##### Recorded data

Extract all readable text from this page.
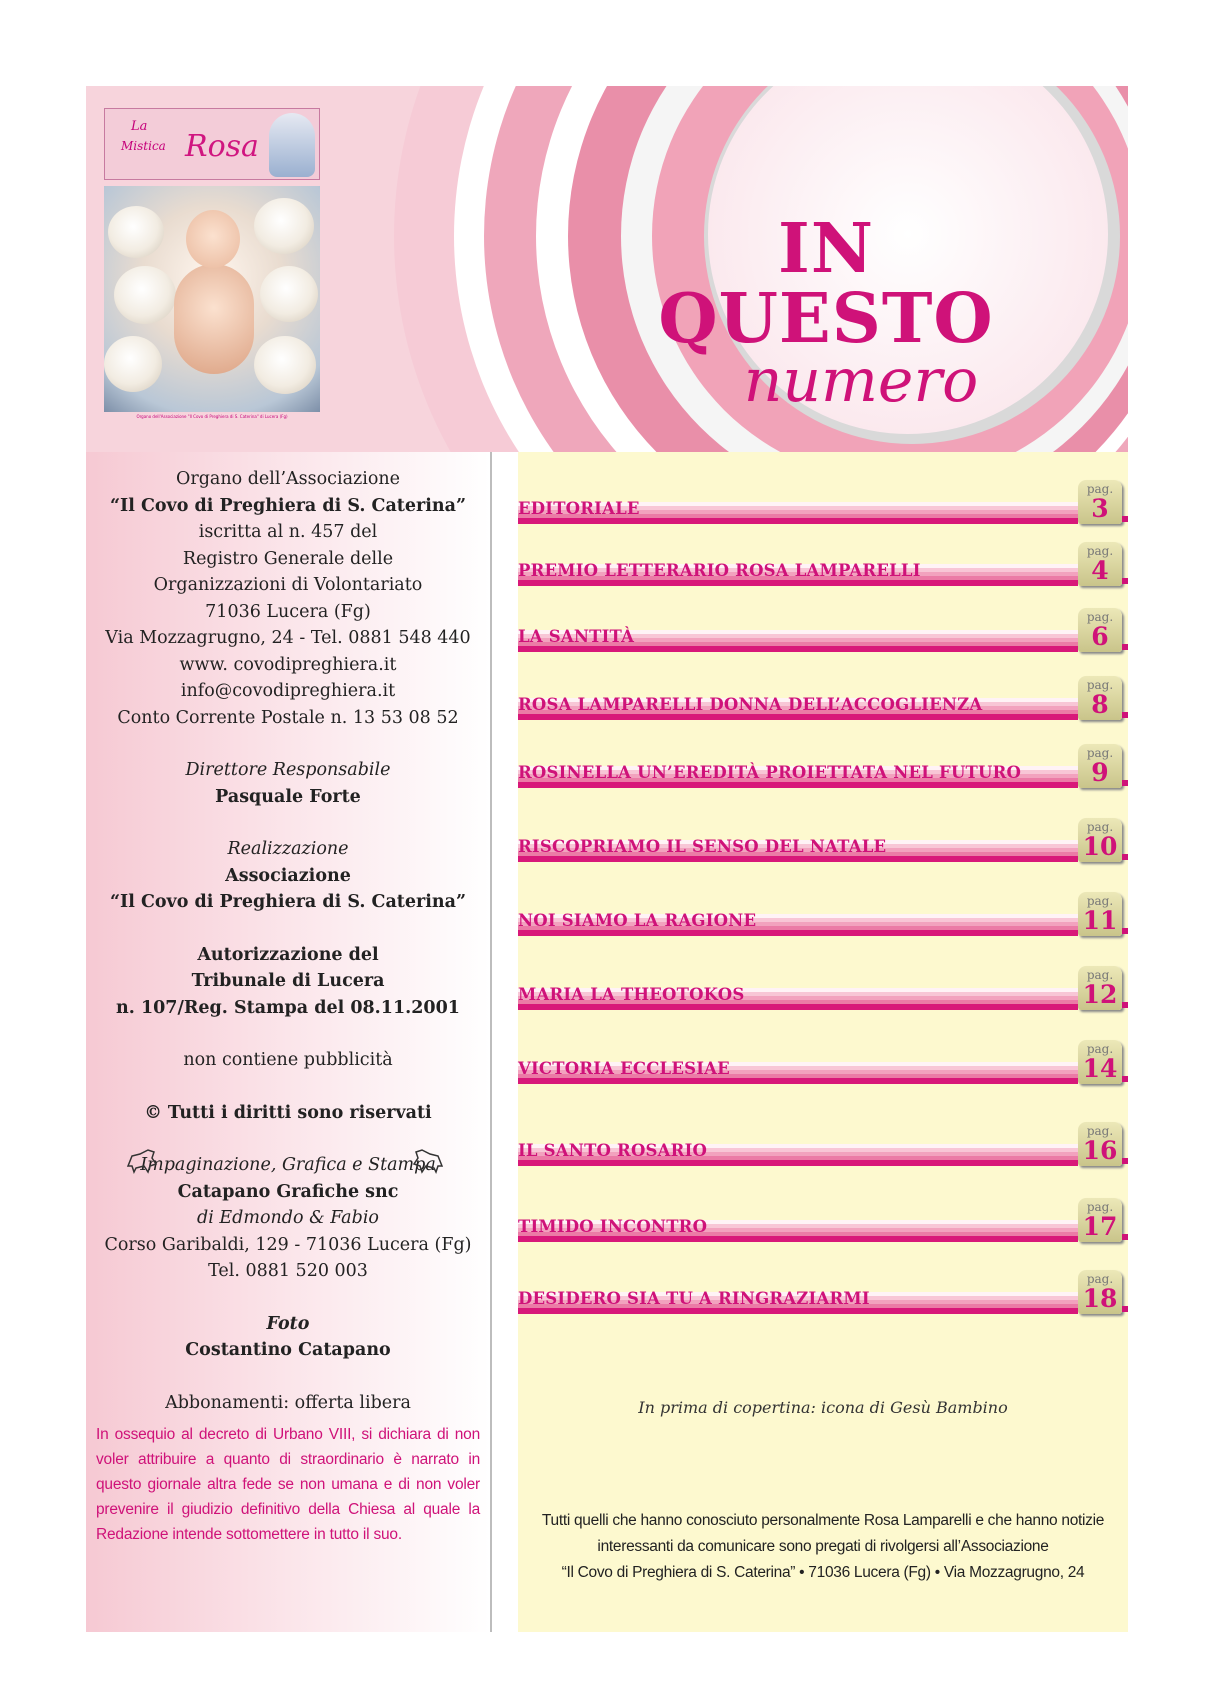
La
Mistica Rosa
Organo dell'Associazione "Il Covo di Preghiera di S. Caterina" di Lucera (Fg)
IN QUESTO
numero
Organo dell’Associazione
“Il Covo di Preghiera di S. Caterina”
iscritta al n. 457 del
Registro Generale delle
Organizzazioni di Volontariato
71036 Lucera (Fg)
Via Mozzagrugno, 24 - Tel. 0881 548 440
www. covodipreghiera.it
info@covodipreghiera.it
Conto Corrente Postale n. 13 53 08 52
Direttore Responsabile
Pasquale Forte
Realizzazione
Associazione
“Il Covo di Preghiera di S. Caterina”
Autorizzazione del
Tribunale di Lucera
n. 107/Reg. Stampa del 08.11.2001
non contiene pubblicità
© Tutti i diritti sono riservati
Impaginazione, Grafica e Stampa
Catapano Grafiche snc
di Edmondo & Fabio
Corso Garibaldi, 129 - 71036 Lucera (Fg)
Tel. 0881 520 003
Foto
Costantino Catapano
Abbonamenti: offerta libera
In ossequio al decreto di Urbano VIII, si dichiara di non voler attribuire a quanto di straordinario è narrato in questo giornale altra fede se non umana e di non voler prevenire il giudizio definitivo della Chiesa al quale la Redazione intende sottomettere in tutto il suo.
EDITORIALE
pag.
3
PREMIO LETTERARIO ROSA LAMPARELLI
pag.
4
LA SANTITÀ
pag.
6
ROSA LAMPARELLI DONNA DELL’ACCOGLIENZA
pag.
8
ROSINELLA UN’EREDITÀ PROIETTATA NEL FUTURO
pag.
9
RISCOPRIAMO IL SENSO DEL NATALE
pag.
10
NOI SIAMO LA RAGIONE
pag.
11
MARIA LA THEOTOKOS
pag.
12
VICTORIA ECCLESIAE
pag.
14
IL SANTO ROSARIO
pag.
16
TIMIDO INCONTRO
pag.
17
DESIDERO SIA TU A RINGRAZIARMI
pag.
18
In prima di copertina: icona di Gesù Bambino
Tutti quelli che hanno conosciuto personalmente Rosa Lamparelli e che hanno notizie
interessanti da comunicare sono pregati di rivolgersi all’Associazione
“Il Covo di Preghiera di S. Caterina” • 71036 Lucera (Fg) • Via Mozzagrugno, 24
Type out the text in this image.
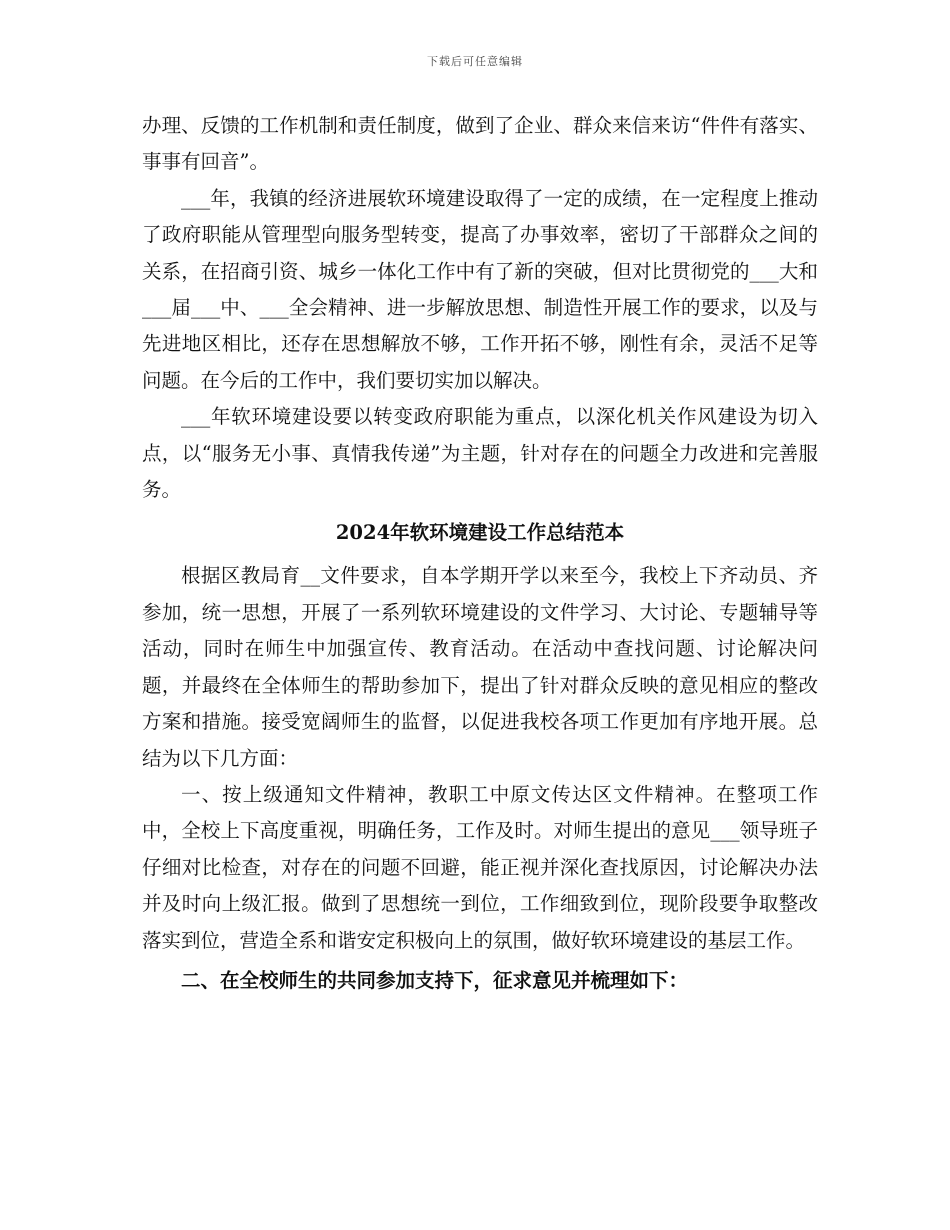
下载后可任意编辑

办理、反馈的工作机制和责任制度，做到了企业、群众来信来访“件件有落实、事事有回音”。

___年，我镇的经济进展软环境建设取得了一定的成绩，在一定程度上推动了政府职能从管理型向服务型转变，提高了办事效率，密切了干部群众之间的关系，在招商引资、城乡一体化工作中有了新的突破，但对比贯彻党的___大和___届___中、___全会精神、进一步解放思想、制造性开展工作的要求，以及与先进地区相比，还存在思想解放不够，工作开拓不够，刚性有余，灵活不足等问题。在今后的工作中，我们要切实加以解决。

___年软环境建设要以转变政府职能为重点，以深化机关作风建设为切入点，以“服务无小事、真情我传递”为主题，针对存在的问题全力改进和完善服务。

2024年软环境建设工作总结范本

根据区教局育__文件要求，自本学期开学以来至今，我校上下齐动员、齐参加，统一思想，开展了一系列软环境建设的文件学习、大讨论、专题辅导等活动，同时在师生中加强宣传、教育活动。在活动中查找问题、讨论解决问题，并最终在全体师生的帮助参加下，提出了针对群众反映的意见相应的整改方案和措施。接受宽阔师生的监督，以促进我校各项工作更加有序地开展。总结为以下几方面：

一、按上级通知文件精神，教职工中原文传达区文件精神。在整项工作中，全校上下高度重视，明确任务，工作及时。对师生提出的意见___领导班子仔细对比检查，对存在的问题不回避，能正视并深化查找原因，讨论解决办法并及时向上级汇报。做到了思想统一到位，工作细致到位，现阶段要争取整改落实到位，营造全系和谐安定积极向上的氛围，做好软环境建设的基层工作。

二、在全校师生的共同参加支持下，征求意见并梳理如下：
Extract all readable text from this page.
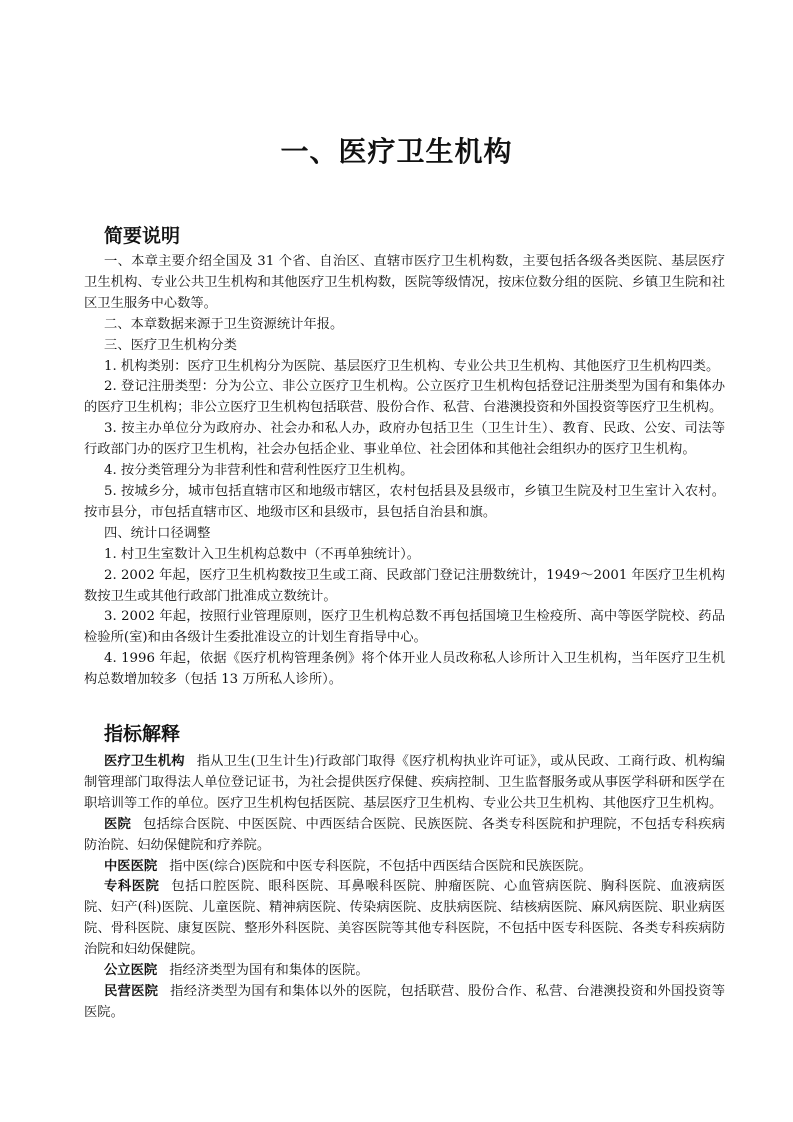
一、医疗卫生机构
简要说明

一、本章主要介绍全国及 31 个省、自治区、直辖市医疗卫生机构数，主要包括各级各类医院、基层医疗卫生机构、专业公共卫生机构和其他医疗卫生机构数，医院等级情况，按床位数分组的医院、乡镇卫生院和社区卫生服务中心数等。

二、本章数据来源于卫生资源统计年报。

三、医疗卫生机构分类

1. 机构类别：医疗卫生机构分为医院、基层医疗卫生机构、专业公共卫生机构、其他医疗卫生机构四类。

2. 登记注册类型：分为公立、非公立医疗卫生机构。公立医疗卫生机构包括登记注册类型为国有和集体办的医疗卫生机构；非公立医疗卫生机构包括联营、股份合作、私营、台港澳投资和外国投资等医疗卫生机构。

3. 按主办单位分为政府办、社会办和私人办，政府办包括卫生（卫生计生）、教育、民政、公安、司法等行政部门办的医疗卫生机构，社会办包括企业、事业单位、社会团体和其他社会组织办的医疗卫生机构。

4. 按分类管理分为非营利性和营利性医疗卫生机构。

5. 按城乡分，城市包括直辖市区和地级市辖区，农村包括县及县级市，乡镇卫生院及村卫生室计入农村。按市县分，市包括直辖市区、地级市区和县级市，县包括自治县和旗。

四、统计口径调整

1. 村卫生室数计入卫生机构总数中（不再单独统计）。

2. 2002 年起，医疗卫生机构数按卫生或工商、民政部门登记注册数统计，1949～2001 年医疗卫生机构数按卫生或其他行政部门批准成立数统计。

3. 2002 年起，按照行业管理原则，医疗卫生机构总数不再包括国境卫生检疫所、高中等医学院校、药品检验所(室)和由各级计生委批准设立的计划生育指导中心。

4. 1996 年起，依据《医疗机构管理条例》将个体开业人员改称私人诊所计入卫生机构，当年医疗卫生机构总数增加较多（包括 13 万所私人诊所）。

指标解释

医疗卫生机构 指从卫生(卫生计生)行政部门取得《医疗机构执业许可证》，或从民政、工商行政、机构编制管理部门取得法人单位登记证书，为社会提供医疗保健、疾病控制、卫生监督服务或从事医学科研和医学在职培训等工作的单位。医疗卫生机构包括医院、基层医疗卫生机构、专业公共卫生机构、其他医疗卫生机构。

医院 包括综合医院、中医医院、中西医结合医院、民族医院、各类专科医院和护理院，不包括专科疾病防治院、妇幼保健院和疗养院。

中医医院 指中医(综合)医院和中医专科医院，不包括中西医结合医院和民族医院。

专科医院 包括口腔医院、眼科医院、耳鼻喉科医院、肿瘤医院、心血管病医院、胸科医院、血液病医院、妇产(科)医院、儿童医院、精神病医院、传染病医院、皮肤病医院、结核病医院、麻风病医院、职业病医院、骨科医院、康复医院、整形外科医院、美容医院等其他专科医院，不包括中医专科医院、各类专科疾病防治院和妇幼保健院。

公立医院 指经济类型为国有和集体的医院。

民营医院 指经济类型为国有和集体以外的医院，包括联营、股份合作、私营、台港澳投资和外国投资等医院。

##########

■ **What this task involves**:
Repeat the material above word for word, please, apart from its images.

■ **Final result**:
Extract all readable text from this page.
La
Mistica Rosa
Organo dell'Associazione "Il Covo di Preghiera di S. Caterina" di Lucera (Fg)
IN QUESTO
numero
Organo dell’Associazione
“Il Covo di Preghiera di S. Caterina”
iscritta al n. 457 del
Registro Generale delle
Organizzazioni di Volontariato
71036 Lucera (Fg)
Via Mozzagrugno, 24 - Tel. 0881 548 440
www. covodipreghiera.it
info@covodipreghiera.it
Conto Corrente Postale n. 13 53 08 52
Direttore Responsabile
Pasquale Forte
Realizzazione
Associazione
“Il Covo di Preghiera di S. Caterina”
Autorizzazione del
Tribunale di Lucera
n. 107/Reg. Stampa del 08.11.2001
non contiene pubblicità
© Tutti i diritti sono riservati
Impaginazione, Grafica e Stampa
Catapano Grafiche snc
di Edmondo & Fabio
Corso Garibaldi, 129 - 71036 Lucera (Fg)
Tel. 0881 520 003
Foto
Costantino Catapano
Abbonamenti: offerta libera
In ossequio al decreto di Urbano VIII, si dichiara di non voler attribuire a quanto di straordinario è narrato in questo giornale altra fede se non umana e di non voler prevenire il giudizio definitivo della Chiesa al quale la Redazione intende sottomettere in tutto il suo.
EDITORIALE
pag.
3
PREMIO LETTERARIO ROSA LAMPARELLI
pag.
4
LA SANTITÀ
pag.
6
ROSA LAMPARELLI DONNA DELL’ACCOGLIENZA
pag.
8
ROSINELLA UN’EREDITÀ PROIETTATA NEL FUTURO
pag.
9
RISCOPRIAMO IL SENSO DEL NATALE
pag.
10
NOI SIAMO LA RAGIONE
pag.
11
MARIA LA THEOTOKOS
pag.
12
VICTORIA ECCLESIAE
pag.
14
IL SANTO ROSARIO
pag.
16
TIMIDO INCONTRO
pag.
17
DESIDERO SIA TU A RINGRAZIARMI
pag.
18
In prima di copertina: icona di Gesù Bambino
Tutti quelli che hanno conosciuto personalmente Rosa Lamparelli e che hanno notizie
interessanti da comunicare sono pregati di rivolgersi all’Associazione
“Il Covo di Preghiera di S. Caterina” • 71036 Lucera (Fg) • Via Mozzagrugno, 24
Type out the text in this image.
下载后可任意编辑

办理、反馈的工作机制和责任制度，做到了企业、群众来信来访“件件有落实、事事有回音”。

___年，我镇的经济进展软环境建设取得了一定的成绩，在一定程度上推动了政府职能从管理型向服务型转变，提高了办事效率，密切了干部群众之间的关系，在招商引资、城乡一体化工作中有了新的突破，但对比贯彻党的___大和___届___中、___全会精神、进一步解放思想、制造性开展工作的要求，以及与先进地区相比，还存在思想解放不够，工作开拓不够，刚性有余，灵活不足等问题。在今后的工作中，我们要切实加以解决。

___年软环境建设要以转变政府职能为重点，以深化机关作风建设为切入点，以“服务无小事、真情我传递”为主题，针对存在的问题全力改进和完善服务。

2024年软环境建设工作总结范本

根据区教局育__文件要求，自本学期开学以来至今，我校上下齐动员、齐参加，统一思想，开展了一系列软环境建设的文件学习、大讨论、专题辅导等活动，同时在师生中加强宣传、教育活动。在活动中查找问题、讨论解决问题，并最终在全体师生的帮助参加下，提出了针对群众反映的意见相应的整改方案和措施。接受宽阔师生的监督，以促进我校各项工作更加有序地开展。总结为以下几方面：

一、按上级通知文件精神，教职工中原文传达区文件精神。在整项工作中，全校上下高度重视，明确任务，工作及时。对师生提出的意见___领导班子仔细对比检查，对存在的问题不回避，能正视并深化查找原因，讨论解决办法并及时向上级汇报。做到了思想统一到位，工作细致到位，现阶段要争取整改落实到位，营造全系和谐安定积极向上的氛围，做好软环境建设的基层工作。

二、在全校师生的共同参加支持下，征求意见并梳理如下：
Extract all readable text from this page.
一、医疗卫生机构
简要说明

一、本章主要介绍全国及 31 个省、自治区、直辖市医疗卫生机构数，主要包括各级各类医院、基层医疗卫生机构、专业公共卫生机构和其他医疗卫生机构数，医院等级情况，按床位数分组的医院、乡镇卫生院和社区卫生服务中心数等。

二、本章数据来源于卫生资源统计年报。

三、医疗卫生机构分类

1. 机构类别：医疗卫生机构分为医院、基层医疗卫生机构、专业公共卫生机构、其他医疗卫生机构四类。

2. 登记注册类型：分为公立、非公立医疗卫生机构。公立医疗卫生机构包括登记注册类型为国有和集体办的医疗卫生机构；非公立医疗卫生机构包括联营、股份合作、私营、台港澳投资和外国投资等医疗卫生机构。

3. 按主办单位分为政府办、社会办和私人办，政府办包括卫生（卫生计生）、教育、民政、公安、司法等行政部门办的医疗卫生机构，社会办包括企业、事业单位、社会团体和其他社会组织办的医疗卫生机构。

4. 按分类管理分为非营利性和营利性医疗卫生机构。

5. 按城乡分，城市包括直辖市区和地级市辖区，农村包括县及县级市，乡镇卫生院及村卫生室计入农村。按市县分，市包括直辖市区、地级市区和县级市，县包括自治县和旗。

四、统计口径调整

1. 村卫生室数计入卫生机构总数中（不再单独统计）。

2. 2002 年起，医疗卫生机构数按卫生或工商、民政部门登记注册数统计，1949～2001 年医疗卫生机构数按卫生或其他行政部门批准成立数统计。

3. 2002 年起，按照行业管理原则，医疗卫生机构总数不再包括国境卫生检疫所、高中等医学院校、药品检验所(室)和由各级计生委批准设立的计划生育指导中心。

4. 1996 年起，依据《医疗机构管理条例》将个体开业人员改称私人诊所计入卫生机构，当年医疗卫生机构总数增加较多（包括 13 万所私人诊所）。

指标解释

医疗卫生机构 指从卫生(卫生计生)行政部门取得《医疗机构执业许可证》，或从民政、工商行政、机构编制管理部门取得法人单位登记证书，为社会提供医疗保健、疾病控制、卫生监督服务或从事医学科研和医学在职培训等工作的单位。医疗卫生机构包括医院、基层医疗卫生机构、专业公共卫生机构、其他医疗卫生机构。

医院 包括综合医院、中医医院、中西医结合医院、民族医院、各类专科医院和护理院，不包括专科疾病防治院、妇幼保健院和疗养院。

中医医院 指中医(综合)医院和中医专科医院，不包括中西医结合医院和民族医院。

专科医院 包括口腔医院、眼科医院、耳鼻喉科医院、肿瘤医院、心血管病医院、胸科医院、血液病医院、妇产(科)医院、儿童医院、精神病医院、传染病医院、皮肤病医院、结核病医院、麻风病医院、职业病医院、骨科医院、康复医院、整形外科医院、美容医院等其他专科医院，不包括中医专科医院、各类专科疾病防治院和妇幼保健院。

公立医院 指经济类型为国有和集体的医院。

民营医院 指经济类型为国有和集体以外的医院，包括联营、股份合作、私营、台港澳投资和外国投资等医院。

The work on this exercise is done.